** start **

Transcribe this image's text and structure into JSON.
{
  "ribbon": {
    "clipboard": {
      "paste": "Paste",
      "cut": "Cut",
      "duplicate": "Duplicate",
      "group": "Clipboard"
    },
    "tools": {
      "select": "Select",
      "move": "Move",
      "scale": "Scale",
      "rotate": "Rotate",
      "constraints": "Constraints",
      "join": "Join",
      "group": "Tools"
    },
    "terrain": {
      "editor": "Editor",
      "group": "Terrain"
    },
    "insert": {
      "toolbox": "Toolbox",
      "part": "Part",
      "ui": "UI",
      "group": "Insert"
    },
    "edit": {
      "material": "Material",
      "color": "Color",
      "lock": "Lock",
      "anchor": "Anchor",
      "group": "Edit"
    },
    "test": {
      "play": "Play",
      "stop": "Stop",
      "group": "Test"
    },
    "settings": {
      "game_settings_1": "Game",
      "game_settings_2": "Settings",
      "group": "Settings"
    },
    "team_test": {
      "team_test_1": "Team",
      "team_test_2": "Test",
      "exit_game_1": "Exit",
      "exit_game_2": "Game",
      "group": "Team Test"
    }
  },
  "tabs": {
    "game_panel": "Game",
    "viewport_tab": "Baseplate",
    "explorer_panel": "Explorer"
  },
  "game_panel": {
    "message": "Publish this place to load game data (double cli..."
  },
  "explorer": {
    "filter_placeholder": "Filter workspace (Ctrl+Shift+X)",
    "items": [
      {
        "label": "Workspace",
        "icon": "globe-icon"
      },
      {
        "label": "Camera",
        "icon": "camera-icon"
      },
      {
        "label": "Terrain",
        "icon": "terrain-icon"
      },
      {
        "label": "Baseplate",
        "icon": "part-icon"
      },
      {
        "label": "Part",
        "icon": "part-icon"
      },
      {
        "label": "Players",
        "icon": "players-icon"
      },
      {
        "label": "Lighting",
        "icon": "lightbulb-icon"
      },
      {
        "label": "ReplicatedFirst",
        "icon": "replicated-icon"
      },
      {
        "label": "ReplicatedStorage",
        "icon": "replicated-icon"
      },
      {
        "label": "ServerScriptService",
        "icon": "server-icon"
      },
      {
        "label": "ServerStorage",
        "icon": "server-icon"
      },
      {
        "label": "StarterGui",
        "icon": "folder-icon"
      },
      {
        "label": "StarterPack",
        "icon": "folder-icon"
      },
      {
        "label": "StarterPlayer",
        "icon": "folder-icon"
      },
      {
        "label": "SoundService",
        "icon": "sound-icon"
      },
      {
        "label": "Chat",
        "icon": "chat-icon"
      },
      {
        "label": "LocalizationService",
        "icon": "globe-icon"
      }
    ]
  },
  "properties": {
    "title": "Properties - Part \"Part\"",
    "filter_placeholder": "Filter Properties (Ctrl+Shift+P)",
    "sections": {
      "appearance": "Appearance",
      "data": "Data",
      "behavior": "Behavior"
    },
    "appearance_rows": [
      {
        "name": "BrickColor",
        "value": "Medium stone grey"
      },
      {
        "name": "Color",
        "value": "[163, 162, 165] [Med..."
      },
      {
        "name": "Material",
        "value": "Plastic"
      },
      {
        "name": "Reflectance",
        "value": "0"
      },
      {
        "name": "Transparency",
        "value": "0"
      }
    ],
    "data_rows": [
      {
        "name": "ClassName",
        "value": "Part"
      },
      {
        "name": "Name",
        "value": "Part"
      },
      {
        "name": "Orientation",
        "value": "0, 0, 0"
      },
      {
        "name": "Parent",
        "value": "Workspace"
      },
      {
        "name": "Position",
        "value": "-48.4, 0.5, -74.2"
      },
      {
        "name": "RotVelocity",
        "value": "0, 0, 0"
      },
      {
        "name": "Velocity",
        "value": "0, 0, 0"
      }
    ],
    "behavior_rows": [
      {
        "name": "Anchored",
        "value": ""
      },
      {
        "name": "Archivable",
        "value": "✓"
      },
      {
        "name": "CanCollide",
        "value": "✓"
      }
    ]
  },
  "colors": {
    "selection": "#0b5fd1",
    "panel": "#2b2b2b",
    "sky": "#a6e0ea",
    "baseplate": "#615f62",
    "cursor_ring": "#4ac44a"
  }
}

** end **

■ **STATED TASK**
Read the lines above. Gather those in which the string "Shift" is found.

■ **COMPLETE OUTPUT**
    "filter_placeholder": "Filter workspace (Ctrl+Shift+X)",
    "filter_placeholder": "Filter Properties (Ctrl+Shift+P)",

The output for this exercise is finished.